Collected data:
______________________________

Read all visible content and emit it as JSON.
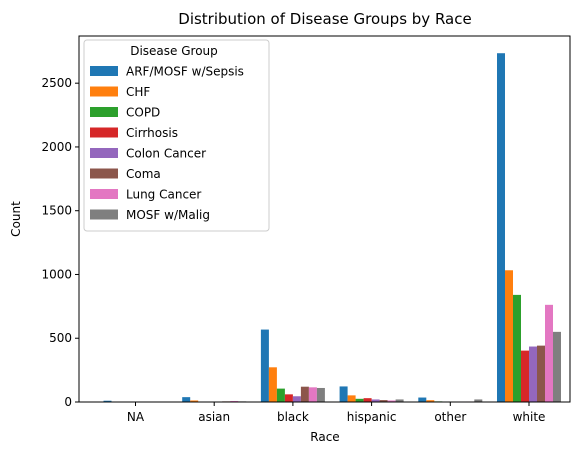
{
  "chart_data": {
    "type": "bar",
    "title": "Distribution of Disease Groups by Race",
    "xlabel": "Race",
    "ylabel": "Count",
    "categories": [
      "NA",
      "asian",
      "black",
      "hispanic",
      "other",
      "white"
    ],
    "ylim": [
      0,
      2870
    ],
    "yticks": [
      0,
      500,
      1000,
      1500,
      2000,
      2500
    ],
    "grid": false,
    "legend": {
      "title": "Disease Group",
      "placement": "top-left"
    },
    "series": [
      {
        "name": "ARF/MOSF w/Sepsis",
        "color": "#1f77b4",
        "values": [
          10,
          38,
          568,
          122,
          35,
          2735
        ]
      },
      {
        "name": "CHF",
        "color": "#ff7f0e",
        "values": [
          3,
          12,
          272,
          52,
          14,
          1033
        ]
      },
      {
        "name": "COPD",
        "color": "#2ca02c",
        "values": [
          1,
          3,
          105,
          25,
          5,
          840
        ]
      },
      {
        "name": "Cirrhosis",
        "color": "#d62728",
        "values": [
          2,
          3,
          60,
          30,
          3,
          403
        ]
      },
      {
        "name": "Colon Cancer",
        "color": "#9467bd",
        "values": [
          1,
          3,
          45,
          20,
          3,
          435
        ]
      },
      {
        "name": "Coma",
        "color": "#8c564b",
        "values": [
          3,
          5,
          120,
          15,
          3,
          442
        ]
      },
      {
        "name": "Lung Cancer",
        "color": "#e377c2",
        "values": [
          1,
          8,
          115,
          12,
          4,
          762
        ]
      },
      {
        "name": "MOSF w/Malig",
        "color": "#7f7f7f",
        "values": [
          3,
          5,
          110,
          20,
          20,
          550
        ]
      }
    ]
  }
}
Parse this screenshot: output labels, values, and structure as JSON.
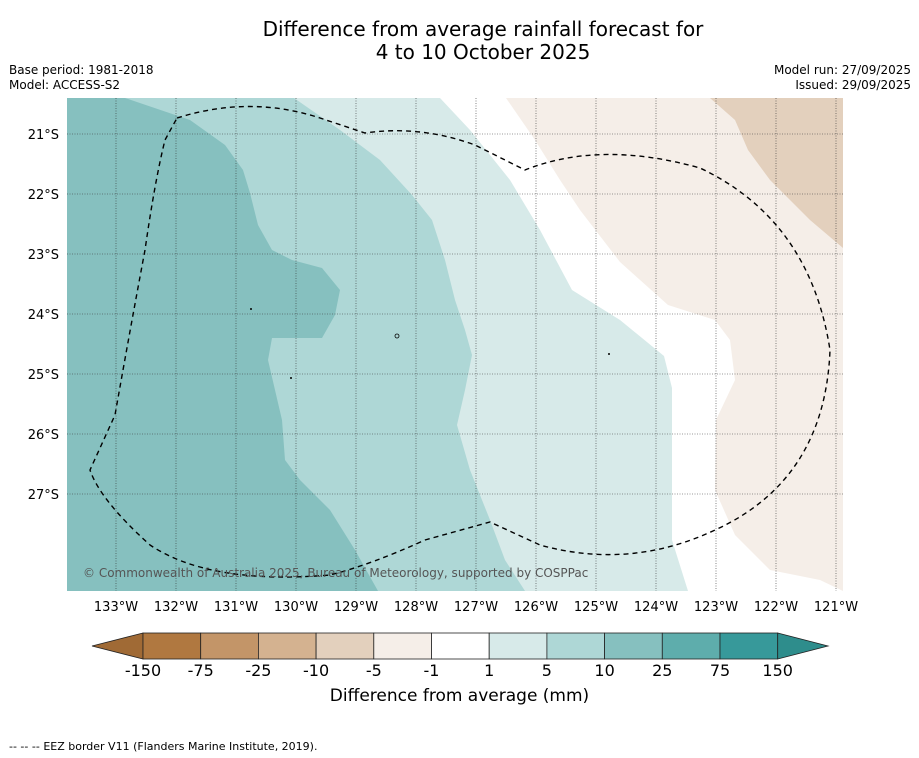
{
  "title": {
    "line1": "Difference from average rainfall forecast for",
    "line2": "4 to 10 October 2025"
  },
  "meta_left": {
    "base_period": "Base period: 1981-2018",
    "model": "Model: ACCESS-S2"
  },
  "meta_right": {
    "model_run": "Model run: 27/09/2025",
    "issued": "Issued: 29/09/2025"
  },
  "map": {
    "lat_labels": [
      "21°S",
      "22°S",
      "23°S",
      "24°S",
      "25°S",
      "26°S",
      "27°S"
    ],
    "lon_labels": [
      "133°W",
      "132°W",
      "131°W",
      "130°W",
      "129°W",
      "128°W",
      "127°W",
      "126°W",
      "125°W",
      "124°W",
      "123°W",
      "122°W",
      "121°W"
    ],
    "copyright": "© Commonwealth of Australia 2025, Bureau of Meteorology, supported by COSPPac"
  },
  "colorbar": {
    "ticks": [
      "-150",
      "-75",
      "-25",
      "-10",
      "-5",
      "-1",
      "1",
      "5",
      "10",
      "25",
      "75",
      "150"
    ],
    "colors": [
      "#b07840",
      "#c39568",
      "#d4b290",
      "#e3d0bd",
      "#f5eee8",
      "#ffffff",
      "#d7eae9",
      "#aed7d6",
      "#86c0bf",
      "#5eadac",
      "#37999a"
    ],
    "extend_low_color": "#a06a35",
    "extend_high_color": "#2e8d8c",
    "label": "Difference from average (mm)"
  },
  "footer": {
    "legend_symbol": "-- -- --",
    "legend_text": "EEZ border V11 (Flanders Marine Institute, 2019)."
  }
}
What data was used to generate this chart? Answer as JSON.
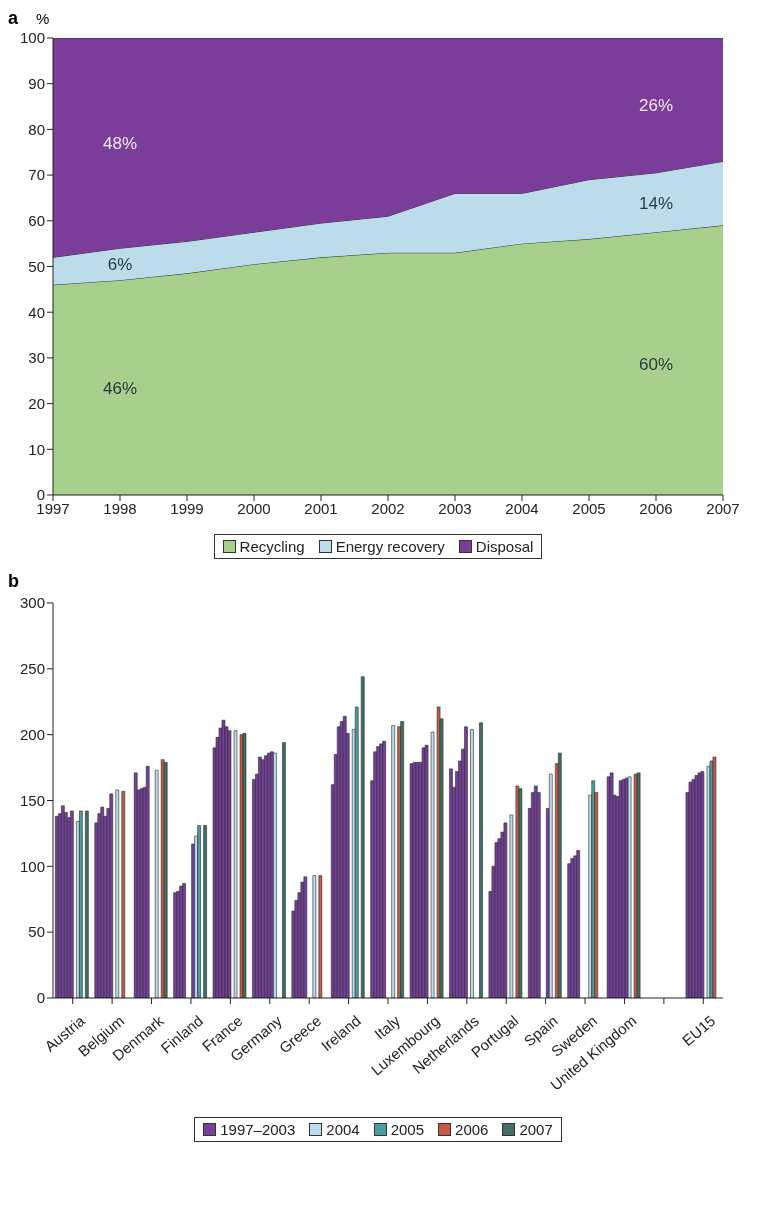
{
  "chart_data": [
    {
      "type": "area",
      "title": "a",
      "ylabel": "%",
      "stacked": true,
      "x": [
        1997,
        1998,
        1999,
        2000,
        2001,
        2002,
        2003,
        2004,
        2005,
        2006,
        2007
      ],
      "series": [
        {
          "name": "Recycling",
          "color": "#a8d08d",
          "values": [
            46,
            47,
            48.5,
            50.5,
            52,
            53,
            53,
            55,
            56,
            57.5,
            59
          ]
        },
        {
          "name": "Energy recovery",
          "color": "#bcdcec",
          "values": [
            6,
            7,
            7,
            7,
            7.5,
            8,
            13,
            11,
            13,
            13,
            14
          ]
        },
        {
          "name": "Disposal",
          "color": "#7a3d99",
          "values": [
            48,
            46,
            44.5,
            42.5,
            40.5,
            39,
            34,
            34,
            31,
            29.5,
            27
          ]
        }
      ],
      "xlim": [
        1997,
        2007
      ],
      "xticks": [
        1997,
        1998,
        1999,
        2000,
        2001,
        2002,
        2003,
        2004,
        2005,
        2006,
        2007
      ],
      "ylim": [
        0,
        100
      ],
      "yticks": [
        0,
        10,
        20,
        30,
        40,
        50,
        60,
        70,
        80,
        90,
        100
      ],
      "annotations": [
        "48%",
        "6%",
        "46%",
        "26%",
        "14%",
        "60%"
      ],
      "legend": "bottom"
    },
    {
      "type": "bar",
      "title": "b",
      "categories": [
        "Austria",
        "Belgium",
        "Denmark",
        "Finland",
        "France",
        "Germany",
        "Greece",
        "Ireland",
        "Italy",
        "Luxembourg",
        "Netherlands",
        "Portugal",
        "Spain",
        "Sweden",
        "United Kingdom",
        null,
        "EU15"
      ],
      "series": [
        {
          "name": "1997–2003",
          "color": "#74409a",
          "values": [
            138,
            133,
            171,
            80,
            190,
            166,
            66,
            162,
            165,
            178,
            174,
            81,
            144,
            102,
            168,
            null,
            156
          ]
        },
        {
          "color": "#74409a",
          "values": [
            140,
            140,
            158,
            81,
            198,
            170,
            74,
            185,
            187,
            179,
            160,
            100,
            156,
            106,
            171,
            null,
            164
          ]
        },
        {
          "color": "#74409a",
          "values": [
            146,
            145,
            159,
            85,
            205,
            183,
            80,
            206,
            191,
            179,
            172,
            118,
            161,
            108,
            154,
            null,
            166
          ]
        },
        {
          "color": "#74409a",
          "values": [
            141,
            138,
            160,
            87,
            211,
            181,
            88,
            210,
            193,
            179,
            180,
            121,
            156,
            112,
            153,
            null,
            169
          ]
        },
        {
          "color": "#74409a",
          "values": [
            137,
            144,
            176,
            null,
            206,
            184,
            92,
            214,
            195,
            190,
            189,
            126,
            null,
            null,
            165,
            null,
            171
          ]
        },
        {
          "color": "#74409a",
          "values": [
            142,
            155,
            null,
            null,
            203,
            186,
            null,
            201,
            null,
            192,
            206,
            133,
            null,
            null,
            166,
            null,
            172
          ]
        },
        {
          "color": "#74409a",
          "values": [
            null,
            null,
            null,
            117,
            null,
            187,
            null,
            null,
            null,
            null,
            null,
            null,
            144,
            null,
            167,
            null,
            null
          ]
        },
        {
          "name": "2004",
          "color": "#bcdcec",
          "values": [
            134,
            158,
            173,
            123,
            203,
            186,
            93,
            204,
            207,
            202,
            204,
            139,
            170,
            154,
            168,
            null,
            176
          ]
        },
        {
          "name": "2005",
          "color": "#4f9c9c",
          "values": [
            142,
            null,
            null,
            131,
            null,
            null,
            null,
            221,
            null,
            null,
            null,
            null,
            null,
            165,
            null,
            null,
            180
          ]
        },
        {
          "name": "2006",
          "color": "#c65a42",
          "values": [
            null,
            157,
            181,
            null,
            200,
            null,
            93,
            null,
            206,
            221,
            null,
            161,
            178,
            156,
            170,
            null,
            183
          ]
        },
        {
          "name": "2007",
          "color": "#3f6f67",
          "values": [
            142,
            null,
            179,
            131,
            201,
            194,
            null,
            244,
            210,
            212,
            209,
            159,
            186,
            null,
            171,
            null,
            null
          ]
        }
      ],
      "ylim": [
        0,
        300
      ],
      "yticks": [
        0,
        50,
        100,
        150,
        200,
        250,
        300
      ],
      "legend": "bottom"
    }
  ]
}
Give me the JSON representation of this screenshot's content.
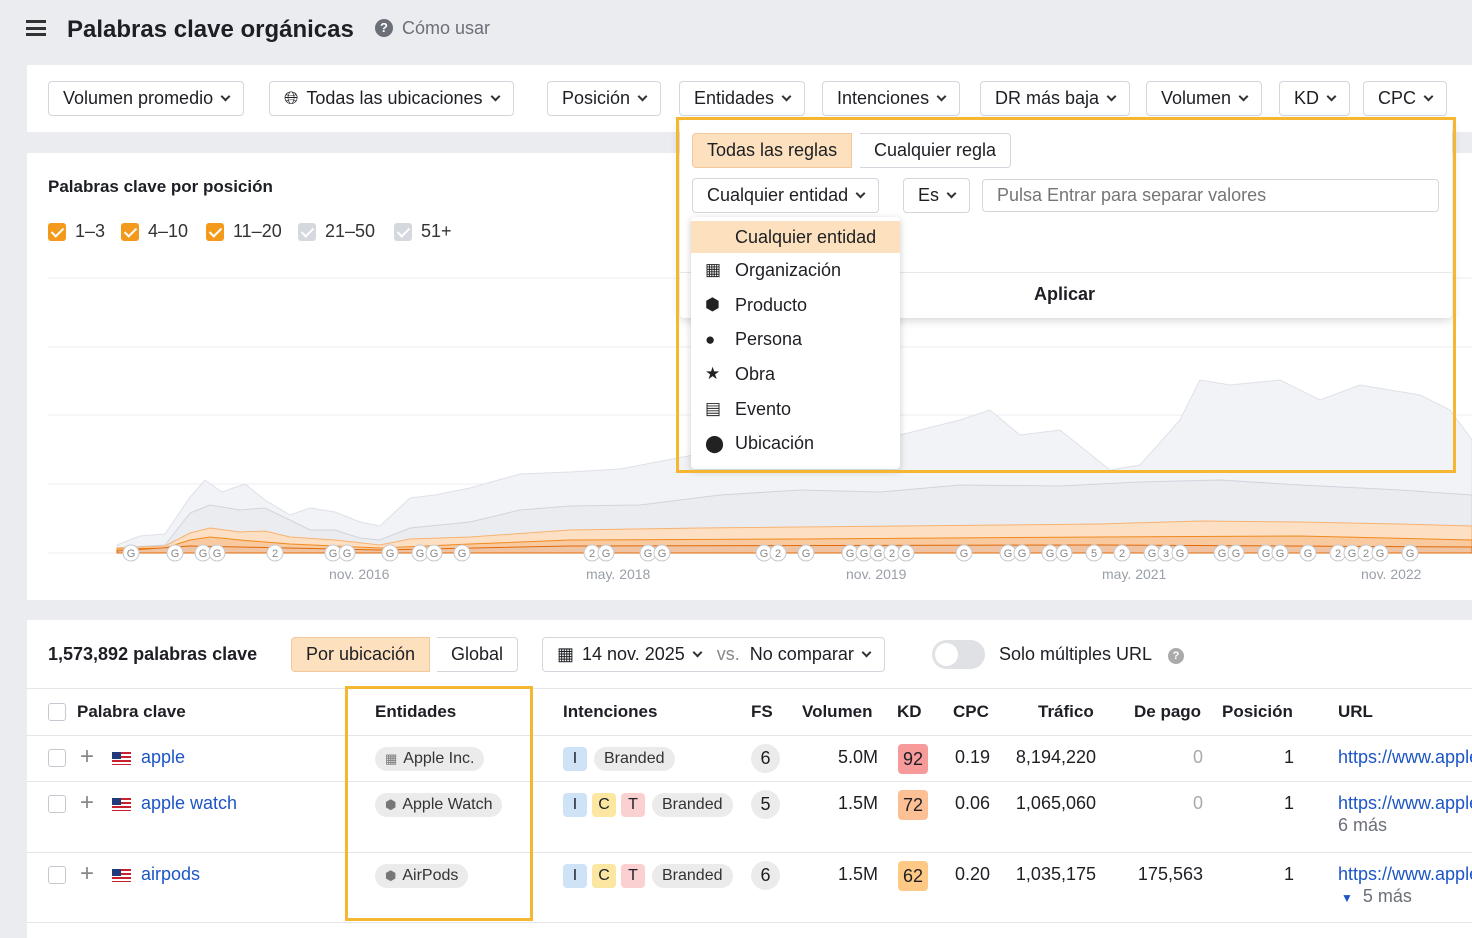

______________________________

» **Aim**: Write out the full listing verbatim, excluding its pictures.

» **Output below**:
Read all visible content and emit it as JSON.
{
  "chart_data": {
    "type": "bar",
    "title": "Distribution of Disease Groups by Race",
    "xlabel": "Race",
    "ylabel": "Count",
    "categories": [
      "NA",
      "asian",
      "black",
      "hispanic",
      "other",
      "white"
    ],
    "ylim": [
      0,
      2870
    ],
    "yticks": [
      0,
      500,
      1000,
      1500,
      2000,
      2500
    ],
    "grid": false,
    "legend": {
      "title": "Disease Group",
      "placement": "top-left"
    },
    "series": [
      {
        "name": "ARF/MOSF w/Sepsis",
        "color": "#1f77b4",
        "values": [
          10,
          38,
          568,
          122,
          35,
          2735
        ]
      },
      {
        "name": "CHF",
        "color": "#ff7f0e",
        "values": [
          3,
          12,
          272,
          52,
          14,
          1033
        ]
      },
      {
        "name": "COPD",
        "color": "#2ca02c",
        "values": [
          1,
          3,
          105,
          25,
          5,
          840
        ]
      },
      {
        "name": "Cirrhosis",
        "color": "#d62728",
        "values": [
          2,
          3,
          60,
          30,
          3,
          403
        ]
      },
      {
        "name": "Colon Cancer",
        "color": "#9467bd",
        "values": [
          1,
          3,
          45,
          20,
          3,
          435
        ]
      },
      {
        "name": "Coma",
        "color": "#8c564b",
        "values": [
          3,
          5,
          120,
          15,
          3,
          442
        ]
      },
      {
        "name": "Lung Cancer",
        "color": "#e377c2",
        "values": [
          1,
          8,
          115,
          12,
          4,
          762
        ]
      },
      {
        "name": "MOSF w/Malig",
        "color": "#7f7f7f",
        "values": [
          3,
          5,
          110,
          20,
          20,
          550
        ]
      }
    ]
  }
}
Parse this screenshot: output labels, values, and structure as JSON.
{
  "title": {
    "line1": "Difference from average rainfall forecast for",
    "line2": "4 to 10 October 2025"
  },
  "meta_left": {
    "base_period": "Base period: 1981-2018",
    "model": "Model: ACCESS-S2"
  },
  "meta_right": {
    "model_run": "Model run: 27/09/2025",
    "issued": "Issued: 29/09/2025"
  },
  "map": {
    "lat_labels": [
      "21°S",
      "22°S",
      "23°S",
      "24°S",
      "25°S",
      "26°S",
      "27°S"
    ],
    "lon_labels": [
      "133°W",
      "132°W",
      "131°W",
      "130°W",
      "129°W",
      "128°W",
      "127°W",
      "126°W",
      "125°W",
      "124°W",
      "123°W",
      "122°W",
      "121°W"
    ],
    "copyright": "© Commonwealth of Australia 2025, Bureau of Meteorology, supported by COSPPac"
  },
  "colorbar": {
    "ticks": [
      "-150",
      "-75",
      "-25",
      "-10",
      "-5",
      "-1",
      "1",
      "5",
      "10",
      "25",
      "75",
      "150"
    ],
    "colors": [
      "#b07840",
      "#c39568",
      "#d4b290",
      "#e3d0bd",
      "#f5eee8",
      "#ffffff",
      "#d7eae9",
      "#aed7d6",
      "#86c0bf",
      "#5eadac",
      "#37999a"
    ],
    "extend_low_color": "#a06a35",
    "extend_high_color": "#2e8d8c",
    "label": "Difference from average (mm)"
  },
  "footer": {
    "legend_symbol": "-- -- --",
    "legend_text": "EEZ border V11 (Flanders Marine Institute, 2019)."
  }
}
What data was used to generate this chart? Answer as JSON.
{
  "chart_data": [
    {
      "type": "area",
      "title": "a",
      "ylabel": "%",
      "stacked": true,
      "x": [
        1997,
        1998,
        1999,
        2000,
        2001,
        2002,
        2003,
        2004,
        2005,
        2006,
        2007
      ],
      "series": [
        {
          "name": "Recycling",
          "color": "#a8d08d",
          "values": [
            46,
            47,
            48.5,
            50.5,
            52,
            53,
            53,
            55,
            56,
            57.5,
            59
          ]
        },
        {
          "name": "Energy recovery",
          "color": "#bcdcec",
          "values": [
            6,
            7,
            7,
            7,
            7.5,
            8,
            13,
            11,
            13,
            13,
            14
          ]
        },
        {
          "name": "Disposal",
          "color": "#7a3d99",
          "values": [
            48,
            46,
            44.5,
            42.5,
            40.5,
            39,
            34,
            34,
            31,
            29.5,
            27
          ]
        }
      ],
      "xlim": [
        1997,
        2007
      ],
      "xticks": [
        1997,
        1998,
        1999,
        2000,
        2001,
        2002,
        2003,
        2004,
        2005,
        2006,
        2007
      ],
      "ylim": [
        0,
        100
      ],
      "yticks": [
        0,
        10,
        20,
        30,
        40,
        50,
        60,
        70,
        80,
        90,
        100
      ],
      "annotations": [
        "48%",
        "6%",
        "46%",
        "26%",
        "14%",
        "60%"
      ],
      "legend": "bottom"
    },
    {
      "type": "bar",
      "title": "b",
      "categories": [
        "Austria",
        "Belgium",
        "Denmark",
        "Finland",
        "France",
        "Germany",
        "Greece",
        "Ireland",
        "Italy",
        "Luxembourg",
        "Netherlands",
        "Portugal",
        "Spain",
        "Sweden",
        "United Kingdom",
        null,
        "EU15"
      ],
      "series": [
        {
          "name": "1997–2003",
          "color": "#74409a",
          "values": [
            138,
            133,
            171,
            80,
            190,
            166,
            66,
            162,
            165,
            178,
            174,
            81,
            144,
            102,
            168,
            null,
            156
          ]
        },
        {
          "color": "#74409a",
          "values": [
            140,
            140,
            158,
            81,
            198,
            170,
            74,
            185,
            187,
            179,
            160,
            100,
            156,
            106,
            171,
            null,
            164
          ]
        },
        {
          "color": "#74409a",
          "values": [
            146,
            145,
            159,
            85,
            205,
            183,
            80,
            206,
            191,
            179,
            172,
            118,
            161,
            108,
            154,
            null,
            166
          ]
        },
        {
          "color": "#74409a",
          "values": [
            141,
            138,
            160,
            87,
            211,
            181,
            88,
            210,
            193,
            179,
            180,
            121,
            156,
            112,
            153,
            null,
            169
          ]
        },
        {
          "color": "#74409a",
          "values": [
            137,
            144,
            176,
            null,
            206,
            184,
            92,
            214,
            195,
            190,
            189,
            126,
            null,
            null,
            165,
            null,
            171
          ]
        },
        {
          "color": "#74409a",
          "values": [
            142,
            155,
            null,
            null,
            203,
            186,
            null,
            201,
            null,
            192,
            206,
            133,
            null,
            null,
            166,
            null,
            172
          ]
        },
        {
          "color": "#74409a",
          "values": [
            null,
            null,
            null,
            117,
            null,
            187,
            null,
            null,
            null,
            null,
            null,
            null,
            144,
            null,
            167,
            null,
            null
          ]
        },
        {
          "name": "2004",
          "color": "#bcdcec",
          "values": [
            134,
            158,
            173,
            123,
            203,
            186,
            93,
            204,
            207,
            202,
            204,
            139,
            170,
            154,
            168,
            null,
            176
          ]
        },
        {
          "name": "2005",
          "color": "#4f9c9c",
          "values": [
            142,
            null,
            null,
            131,
            null,
            null,
            null,
            221,
            null,
            null,
            null,
            null,
            null,
            165,
            null,
            null,
            180
          ]
        },
        {
          "name": "2006",
          "color": "#c65a42",
          "values": [
            null,
            157,
            181,
            null,
            200,
            null,
            93,
            null,
            206,
            221,
            null,
            161,
            178,
            156,
            170,
            null,
            183
          ]
        },
        {
          "name": "2007",
          "color": "#3f6f67",
          "values": [
            142,
            null,
            179,
            131,
            201,
            194,
            null,
            244,
            210,
            212,
            209,
            159,
            186,
            null,
            171,
            null,
            null
          ]
        }
      ],
      "ylim": [
        0,
        300
      ],
      "yticks": [
        0,
        50,
        100,
        150,
        200,
        250,
        300
      ],
      "legend": "bottom"
    }
  ]
}
Give me the JSON representation of this screenshot's content.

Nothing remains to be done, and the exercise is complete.